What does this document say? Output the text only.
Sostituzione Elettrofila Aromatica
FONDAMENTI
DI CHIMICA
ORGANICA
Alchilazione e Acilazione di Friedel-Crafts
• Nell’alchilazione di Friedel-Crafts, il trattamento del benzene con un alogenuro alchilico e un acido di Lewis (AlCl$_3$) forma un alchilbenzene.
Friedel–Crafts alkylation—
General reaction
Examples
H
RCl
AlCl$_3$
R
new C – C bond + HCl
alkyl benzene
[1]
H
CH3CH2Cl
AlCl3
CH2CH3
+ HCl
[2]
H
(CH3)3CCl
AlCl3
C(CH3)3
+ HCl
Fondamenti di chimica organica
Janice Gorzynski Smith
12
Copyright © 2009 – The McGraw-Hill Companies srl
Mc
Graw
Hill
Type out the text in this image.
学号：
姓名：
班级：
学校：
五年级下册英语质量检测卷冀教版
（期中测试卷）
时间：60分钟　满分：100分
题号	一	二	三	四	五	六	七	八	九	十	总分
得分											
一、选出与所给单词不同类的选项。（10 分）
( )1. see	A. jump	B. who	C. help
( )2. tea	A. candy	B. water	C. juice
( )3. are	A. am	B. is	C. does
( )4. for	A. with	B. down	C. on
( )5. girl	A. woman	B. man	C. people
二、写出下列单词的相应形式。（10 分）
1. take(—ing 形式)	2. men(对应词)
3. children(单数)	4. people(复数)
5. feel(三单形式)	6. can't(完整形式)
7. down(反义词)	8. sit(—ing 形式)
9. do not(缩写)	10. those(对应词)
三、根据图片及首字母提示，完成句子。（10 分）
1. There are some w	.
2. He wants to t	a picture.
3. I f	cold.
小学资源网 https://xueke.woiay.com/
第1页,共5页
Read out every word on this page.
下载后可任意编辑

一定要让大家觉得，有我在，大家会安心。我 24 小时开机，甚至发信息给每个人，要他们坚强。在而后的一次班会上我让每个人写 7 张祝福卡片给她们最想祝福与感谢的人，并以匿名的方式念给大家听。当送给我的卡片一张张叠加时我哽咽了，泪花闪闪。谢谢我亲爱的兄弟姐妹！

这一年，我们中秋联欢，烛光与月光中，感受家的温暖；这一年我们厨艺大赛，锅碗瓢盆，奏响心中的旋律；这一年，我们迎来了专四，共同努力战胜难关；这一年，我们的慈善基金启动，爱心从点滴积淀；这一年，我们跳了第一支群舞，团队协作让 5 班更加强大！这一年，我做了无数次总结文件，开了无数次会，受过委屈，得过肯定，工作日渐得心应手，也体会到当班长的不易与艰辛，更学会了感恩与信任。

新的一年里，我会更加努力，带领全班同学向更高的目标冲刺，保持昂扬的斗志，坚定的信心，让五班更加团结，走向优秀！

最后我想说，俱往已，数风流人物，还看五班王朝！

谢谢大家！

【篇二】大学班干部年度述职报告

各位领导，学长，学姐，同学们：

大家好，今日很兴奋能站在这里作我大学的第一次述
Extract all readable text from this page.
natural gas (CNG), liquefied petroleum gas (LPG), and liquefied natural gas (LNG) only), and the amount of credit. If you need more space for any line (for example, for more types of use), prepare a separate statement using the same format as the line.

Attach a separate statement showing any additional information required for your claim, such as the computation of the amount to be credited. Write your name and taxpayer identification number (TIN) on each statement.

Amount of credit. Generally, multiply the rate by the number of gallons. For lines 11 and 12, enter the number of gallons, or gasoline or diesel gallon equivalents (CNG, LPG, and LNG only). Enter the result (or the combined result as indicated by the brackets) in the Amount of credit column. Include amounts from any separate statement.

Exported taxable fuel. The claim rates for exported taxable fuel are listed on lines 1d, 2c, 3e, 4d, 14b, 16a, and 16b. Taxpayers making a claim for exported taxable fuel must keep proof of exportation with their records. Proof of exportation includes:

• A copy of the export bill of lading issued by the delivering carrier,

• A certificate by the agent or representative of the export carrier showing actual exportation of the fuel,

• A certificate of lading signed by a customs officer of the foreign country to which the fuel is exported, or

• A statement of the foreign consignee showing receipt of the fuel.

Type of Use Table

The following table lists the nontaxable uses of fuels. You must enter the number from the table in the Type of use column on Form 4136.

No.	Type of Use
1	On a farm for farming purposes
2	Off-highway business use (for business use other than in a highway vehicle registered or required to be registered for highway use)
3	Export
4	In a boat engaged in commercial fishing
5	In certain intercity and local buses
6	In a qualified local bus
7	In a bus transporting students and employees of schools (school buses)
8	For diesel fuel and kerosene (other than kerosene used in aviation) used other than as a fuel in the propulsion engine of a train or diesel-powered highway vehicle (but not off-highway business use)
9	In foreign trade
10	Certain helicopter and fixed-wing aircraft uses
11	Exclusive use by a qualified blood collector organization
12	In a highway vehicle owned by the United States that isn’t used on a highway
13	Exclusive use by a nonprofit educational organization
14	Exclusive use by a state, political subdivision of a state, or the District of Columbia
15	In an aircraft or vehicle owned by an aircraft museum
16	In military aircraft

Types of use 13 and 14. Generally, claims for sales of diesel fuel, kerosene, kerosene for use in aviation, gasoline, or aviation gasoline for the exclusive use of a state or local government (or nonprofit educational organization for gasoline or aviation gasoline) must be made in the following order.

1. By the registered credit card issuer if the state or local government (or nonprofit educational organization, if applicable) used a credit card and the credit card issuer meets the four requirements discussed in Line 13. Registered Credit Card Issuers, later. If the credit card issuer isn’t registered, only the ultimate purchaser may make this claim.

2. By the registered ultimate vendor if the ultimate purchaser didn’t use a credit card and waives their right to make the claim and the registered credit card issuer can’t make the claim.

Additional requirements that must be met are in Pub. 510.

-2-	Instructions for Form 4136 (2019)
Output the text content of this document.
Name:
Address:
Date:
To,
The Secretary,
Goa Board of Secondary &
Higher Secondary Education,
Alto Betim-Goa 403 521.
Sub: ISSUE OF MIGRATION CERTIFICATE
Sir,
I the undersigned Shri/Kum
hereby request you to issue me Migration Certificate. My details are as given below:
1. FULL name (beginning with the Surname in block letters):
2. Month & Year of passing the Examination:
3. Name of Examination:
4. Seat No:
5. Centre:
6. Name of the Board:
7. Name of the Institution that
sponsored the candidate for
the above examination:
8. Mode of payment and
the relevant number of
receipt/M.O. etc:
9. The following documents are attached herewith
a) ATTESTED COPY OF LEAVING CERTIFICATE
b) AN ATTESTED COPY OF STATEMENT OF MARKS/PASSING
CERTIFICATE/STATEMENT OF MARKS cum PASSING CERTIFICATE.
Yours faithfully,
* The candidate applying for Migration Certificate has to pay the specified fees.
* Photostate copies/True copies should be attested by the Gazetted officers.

## What the task asks
Write the material out again in its entirety, exactly as shown.

## Written solution
What does this document say? Output the text only.
Sostituzione Elettrofila Aromatica
FONDAMENTI
DI CHIMICA
ORGANICA
Alchilazione e Acilazione di Friedel-Crafts
• Nell’alchilazione di Friedel-Crafts, il trattamento del benzene con un alogenuro alchilico e un acido di Lewis (AlCl$_3$) forma un alchilbenzene.
Friedel–Crafts alkylation—
General reaction
Examples
H
RCl
AlCl$_3$
R
new C – C bond + HCl
alkyl benzene
[1]
H
CH3CH2Cl
AlCl3
CH2CH3
+ HCl
[2]
H
(CH3)3CCl
AlCl3
C(CH3)3
+ HCl
Fondamenti di chimica organica
Janice Gorzynski Smith
12
Copyright © 2009 – The McGraw-Hill Companies srl
Mc
Graw
Hill
Type out the text in this image.
学号：
姓名：
班级：
学校：
五年级下册英语质量检测卷冀教版
（期中测试卷）
时间：60分钟　满分：100分
题号	一	二	三	四	五	六	七	八	九	十	总分
得分											
一、选出与所给单词不同类的选项。（10 分）
( )1. see	A. jump	B. who	C. help
( )2. tea	A. candy	B. water	C. juice
( )3. are	A. am	B. is	C. does
( )4. for	A. with	B. down	C. on
( )5. girl	A. woman	B. man	C. people
二、写出下列单词的相应形式。（10 分）
1. take(—ing 形式)	2. men(对应词)
3. children(单数)	4. people(复数)
5. feel(三单形式)	6. can't(完整形式)
7. down(反义词)	8. sit(—ing 形式)
9. do not(缩写)	10. those(对应词)
三、根据图片及首字母提示，完成句子。（10 分）
1. There are some w	.
2. He wants to t	a picture.
3. I f	cold.
小学资源网 https://xueke.woiay.com/
第1页,共5页
Read out every word on this page.
下载后可任意编辑

一定要让大家觉得，有我在，大家会安心。我 24 小时开机，甚至发信息给每个人，要他们坚强。在而后的一次班会上我让每个人写 7 张祝福卡片给她们最想祝福与感谢的人，并以匿名的方式念给大家听。当送给我的卡片一张张叠加时我哽咽了，泪花闪闪。谢谢我亲爱的兄弟姐妹！

这一年，我们中秋联欢，烛光与月光中，感受家的温暖；这一年我们厨艺大赛，锅碗瓢盆，奏响心中的旋律；这一年，我们迎来了专四，共同努力战胜难关；这一年，我们的慈善基金启动，爱心从点滴积淀；这一年，我们跳了第一支群舞，团队协作让 5 班更加强大！这一年，我做了无数次总结文件，开了无数次会，受过委屈，得过肯定，工作日渐得心应手，也体会到当班长的不易与艰辛，更学会了感恩与信任。

新的一年里，我会更加努力，带领全班同学向更高的目标冲刺，保持昂扬的斗志，坚定的信心，让五班更加团结，走向优秀！

最后我想说，俱往已，数风流人物，还看五班王朝！

谢谢大家！

【篇二】大学班干部年度述职报告

各位领导，学长，学姐，同学们：

大家好，今日很兴奋能站在这里作我大学的第一次述
Extract all readable text from this page.
natural gas (CNG), liquefied petroleum gas (LPG), and liquefied natural gas (LNG) only), and the amount of credit. If you need more space for any line (for example, for more types of use), prepare a separate statement using the same format as the line.

Attach a separate statement showing any additional information required for your claim, such as the computation of the amount to be credited. Write your name and taxpayer identification number (TIN) on each statement.

Amount of credit. Generally, multiply the rate by the number of gallons. For lines 11 and 12, enter the number of gallons, or gasoline or diesel gallon equivalents (CNG, LPG, and LNG only). Enter the result (or the combined result as indicated by the brackets) in the Amount of credit column. Include amounts from any separate statement.

Exported taxable fuel. The claim rates for exported taxable fuel are listed on lines 1d, 2c, 3e, 4d, 14b, 16a, and 16b. Taxpayers making a claim for exported taxable fuel must keep proof of exportation with their records. Proof of exportation includes:

• A copy of the export bill of lading issued by the delivering carrier,

• A certificate by the agent or representative of the export carrier showing actual exportation of the fuel,

• A certificate of lading signed by a customs officer of the foreign country to which the fuel is exported, or

• A statement of the foreign consignee showing receipt of the fuel.

Type of Use Table

The following table lists the nontaxable uses of fuels. You must enter the number from the table in the Type of use column on Form 4136.

No.	Type of Use
1	On a farm for farming purposes
2	Off-highway business use (for business use other than in a highway vehicle registered or required to be registered for highway use)
3	Export
4	In a boat engaged in commercial fishing
5	In certain intercity and local buses
6	In a qualified local bus
7	In a bus transporting students and employees of schools (school buses)
8	For diesel fuel and kerosene (other than kerosene used in aviation) used other than as a fuel in the propulsion engine of a train or diesel-powered highway vehicle (but not off-highway business use)
9	In foreign trade
10	Certain helicopter and fixed-wing aircraft uses
11	Exclusive use by a qualified blood collector organization
12	In a highway vehicle owned by the United States that isn’t used on a highway
13	Exclusive use by a nonprofit educational organization
14	Exclusive use by a state, political subdivision of a state, or the District of Columbia
15	In an aircraft or vehicle owned by an aircraft museum
16	In military aircraft

Types of use 13 and 14. Generally, claims for sales of diesel fuel, kerosene, kerosene for use in aviation, gasoline, or aviation gasoline for the exclusive use of a state or local government (or nonprofit educational organization for gasoline or aviation gasoline) must be made in the following order.

1. By the registered credit card issuer if the state or local government (or nonprofit educational organization, if applicable) used a credit card and the credit card issuer meets the four requirements discussed in Line 13. Registered Credit Card Issuers, later. If the credit card issuer isn’t registered, only the ultimate purchaser may make this claim.

2. By the registered ultimate vendor if the ultimate purchaser didn’t use a credit card and waives their right to make the claim and the registered credit card issuer can’t make the claim.

Additional requirements that must be met are in Pub. 510.

-2-	Instructions for Form 4136 (2019)
Output the text content of this document.
Name:
Address:
Date:
To,
The Secretary,
Goa Board of Secondary &
Higher Secondary Education,
Alto Betim-Goa 403 521.
Sub: ISSUE OF MIGRATION CERTIFICATE
Sir,
I the undersigned Shri/Kum
hereby request you to issue me Migration Certificate. My details are as given below:
1. FULL name (beginning with the Surname in block letters):
2. Month & Year of passing the Examination:
3. Name of Examination:
4. Seat No:
5. Centre:
6. Name of the Board:
7. Name of the Institution that
sponsored the candidate for
the above examination:
8. Mode of payment and
the relevant number of
receipt/M.O. etc:
9. The following documents are attached herewith
a) ATTESTED COPY OF LEAVING CERTIFICATE
b) AN ATTESTED COPY OF STATEMENT OF MARKS/PASSING
CERTIFICATE/STATEMENT OF MARKS cum PASSING CERTIFICATE.
Yours faithfully,
* The candidate applying for Migration Certificate has to pay the specified fees.
* Photostate copies/True copies should be attested by the Gazetted officers.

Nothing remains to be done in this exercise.